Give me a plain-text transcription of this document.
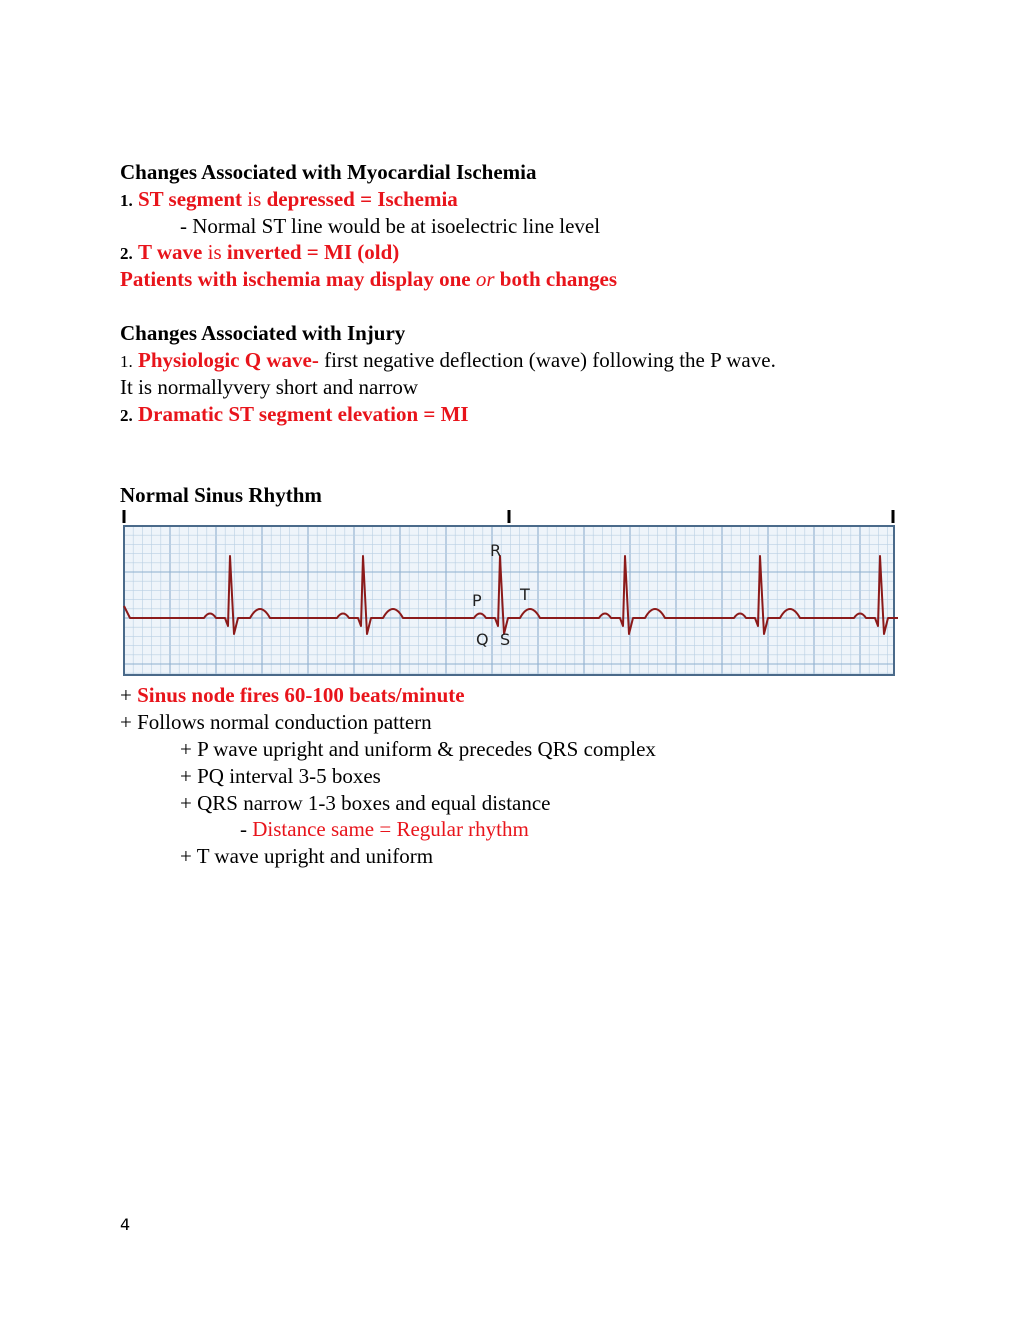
Changes Associated with Myocardial Ischemia
1. ST segment is depressed = Ischemia
- Normal ST line would be at isoelectric line level
2. T wave is inverted = MI (old)
Patients with ischemia may display one or both changes
Changes Associated with Injury
1. Physiologic Q wave- first negative deflection (wave) following the P wave.
It is normallyvery short and narrow
2. Dramatic ST segment elevation = MI
Normal Sinus Rhythm
R
P T
Q S
+ Sinus node fires 60-100 beats/minute
+ Follows normal conduction pattern
+ P wave upright and uniform & precedes QRS complex
+ PQ interval 3-5 boxes
+ QRS narrow 1-3 boxes and equal distance
- Distance same = Regular rhythm
+ T wave upright and uniform
4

--------------------------------------------------

Above are the records; copy each line from them that includes the string "narrow".

* **Answer section**:
It is normallyvery short and narrow
+ QRS narrow 1-3 boxes and equal distance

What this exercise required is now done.